Records for processing =
== Segment start ==

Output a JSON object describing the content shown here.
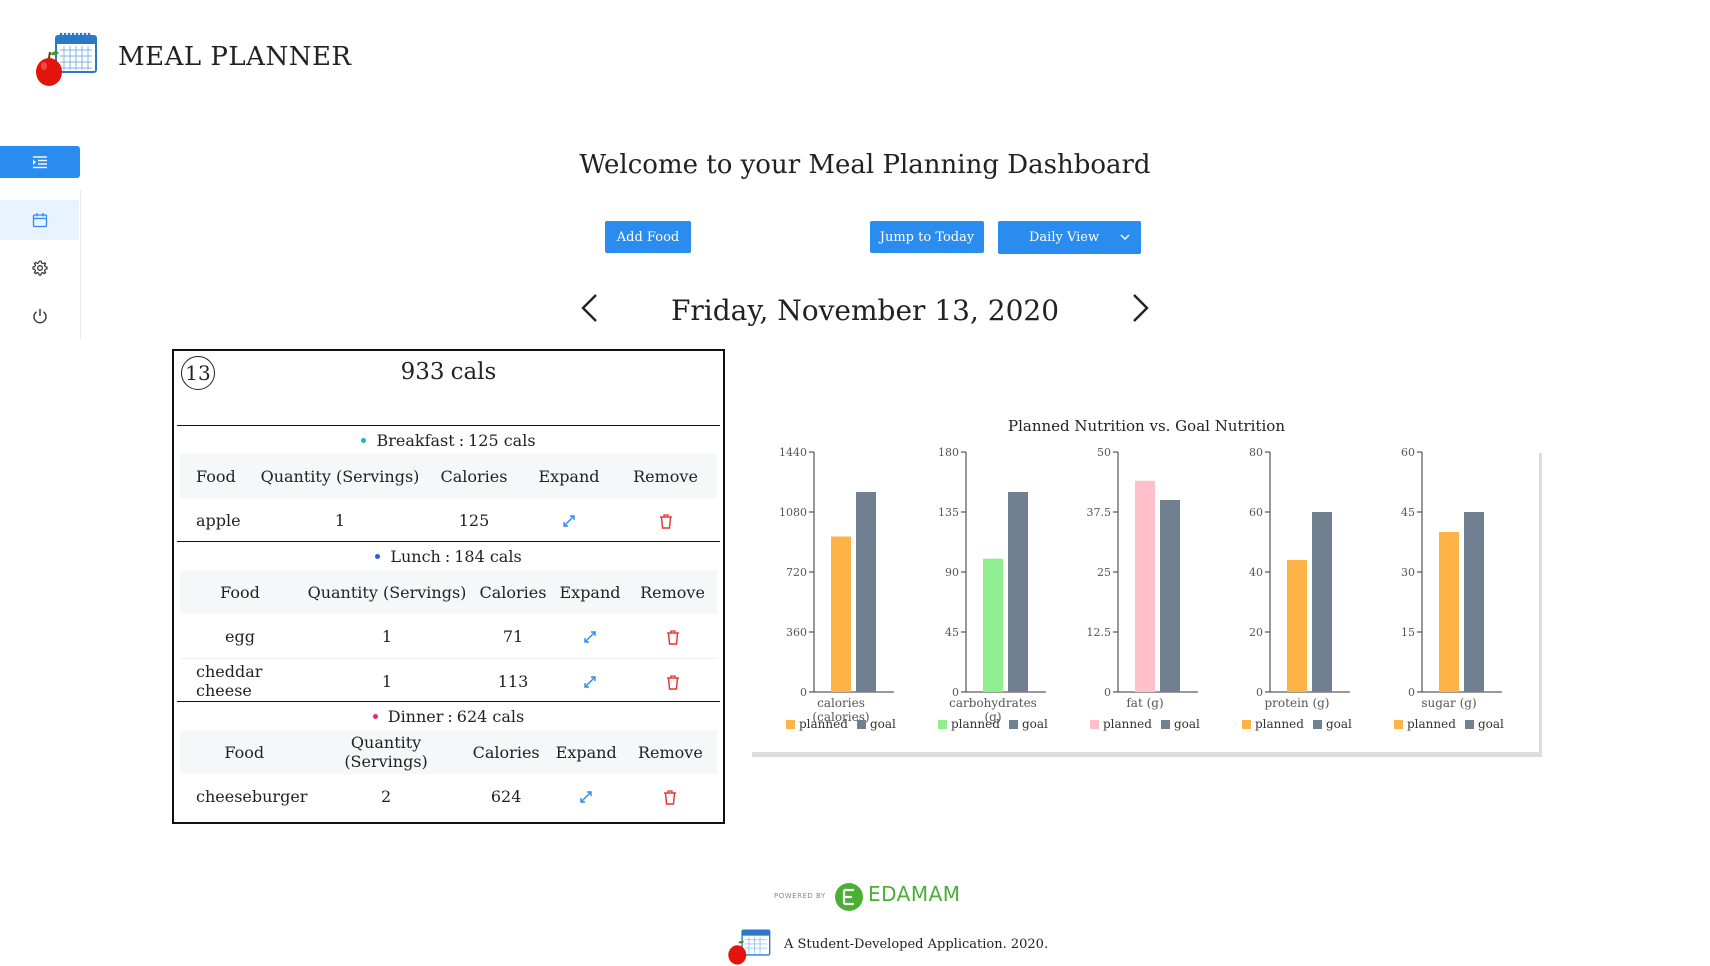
{
  "header": {
    "app_title": "MEAL PLANNER"
  },
  "sidebar": {
    "items": [
      {
        "icon": "indent-menu-icon"
      },
      {
        "icon": "calendar-icon",
        "active": true
      },
      {
        "icon": "gear-icon"
      },
      {
        "icon": "power-icon"
      }
    ]
  },
  "dashboard": {
    "welcome": "Welcome to your Meal Planning Dashboard",
    "add_food_label": "Add Food",
    "jump_today_label": "Jump to Today",
    "view_select": {
      "selected": "Daily View"
    },
    "date_heading": "Friday, November 13, 2020"
  },
  "day_card": {
    "day_number": "13",
    "total_value": "933",
    "total_unit": "cals",
    "meals": [
      {
        "name": "Breakfast",
        "cals": "125 cals",
        "dot_color": "#20b2c8",
        "columns": [
          "Food",
          "Quantity (Servings)",
          "Calories",
          "Expand",
          "Remove"
        ],
        "rows": [
          {
            "food": "apple",
            "quantity": "1",
            "calories": "125"
          }
        ]
      },
      {
        "name": "Lunch",
        "cals": "184 cals",
        "dot_color": "#2b5fd9",
        "columns": [
          "Food",
          "Quantity (Servings)",
          "Calories",
          "Expand",
          "Remove"
        ],
        "rows": [
          {
            "food": "egg",
            "quantity": "1",
            "calories": "71"
          },
          {
            "food": "cheddar cheese",
            "quantity": "1",
            "calories": "113"
          }
        ]
      },
      {
        "name": "Dinner",
        "cals": "624 cals",
        "dot_color": "#e0287d",
        "columns": [
          "Food",
          "Quantity (Servings)",
          "Calories",
          "Expand",
          "Remove"
        ],
        "rows": [
          {
            "food": "cheeseburger",
            "quantity": "2",
            "calories": "624"
          }
        ]
      }
    ]
  },
  "chart_data": {
    "type": "bar",
    "title": "Planned Nutrition vs. Goal Nutrition",
    "legend": [
      "planned",
      "goal"
    ],
    "legend_position": "bottom",
    "panels": [
      {
        "xlabel": "calories\n(calories)",
        "ylim": [
          0,
          1440
        ],
        "yticks": [
          "0",
          "360",
          "720",
          "1080",
          "1440"
        ],
        "planned": 933,
        "goal": 1200,
        "planned_color": "#ffb347",
        "goal_color": "#708090"
      },
      {
        "xlabel": "carbohydrates\n(g)",
        "ylim": [
          0,
          180
        ],
        "yticks": [
          "0",
          "45",
          "90",
          "135",
          "180"
        ],
        "planned": 100,
        "goal": 150,
        "planned_color": "#90ee90",
        "goal_color": "#708090"
      },
      {
        "xlabel": "fat (g)",
        "ylim": [
          0,
          50
        ],
        "yticks": [
          "0",
          "12.5",
          "25",
          "37.5",
          "50"
        ],
        "planned": 44,
        "goal": 40,
        "planned_color": "#ffc0cb",
        "goal_color": "#708090"
      },
      {
        "xlabel": "protein (g)",
        "ylim": [
          0,
          80
        ],
        "yticks": [
          "0",
          "20",
          "40",
          "60",
          "80"
        ],
        "planned": 44,
        "goal": 60,
        "planned_color": "#ffb347",
        "goal_color": "#708090"
      },
      {
        "xlabel": "sugar (g)",
        "ylim": [
          0,
          60
        ],
        "yticks": [
          "0",
          "15",
          "30",
          "45",
          "60"
        ],
        "planned": 40,
        "goal": 45,
        "planned_color": "#ffb347",
        "goal_color": "#708090"
      }
    ]
  },
  "footer": {
    "powered_by": "POWERED BY",
    "brand": "EDAMAM",
    "credit": "A Student-Developed Application. 2020."
  }
}
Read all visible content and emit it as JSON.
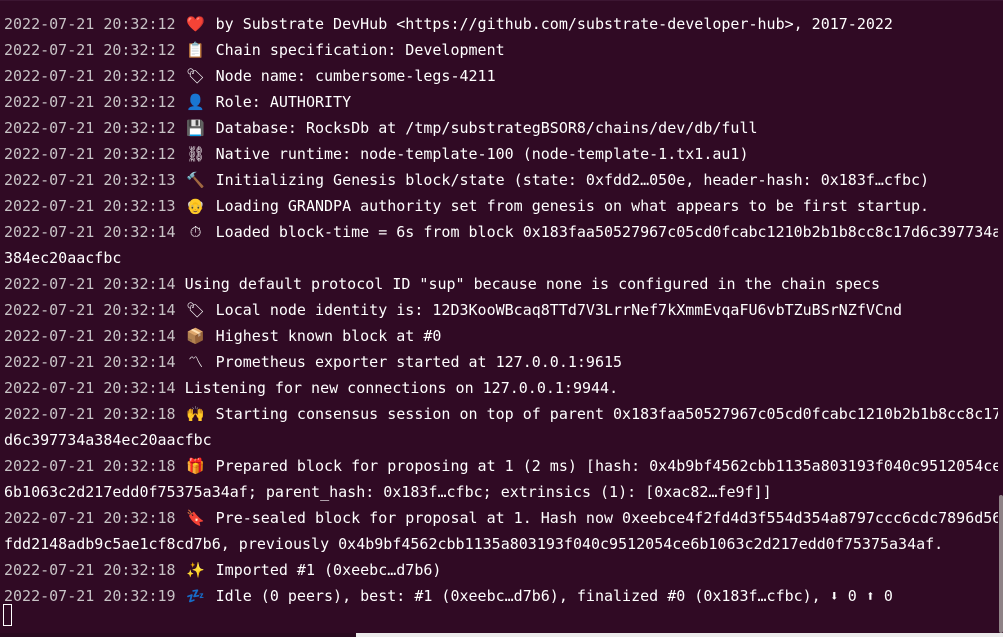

== Segment end ==

Action item = Within the data above, how many lines include "name"? The number alone is the answer.

Exercise response = 3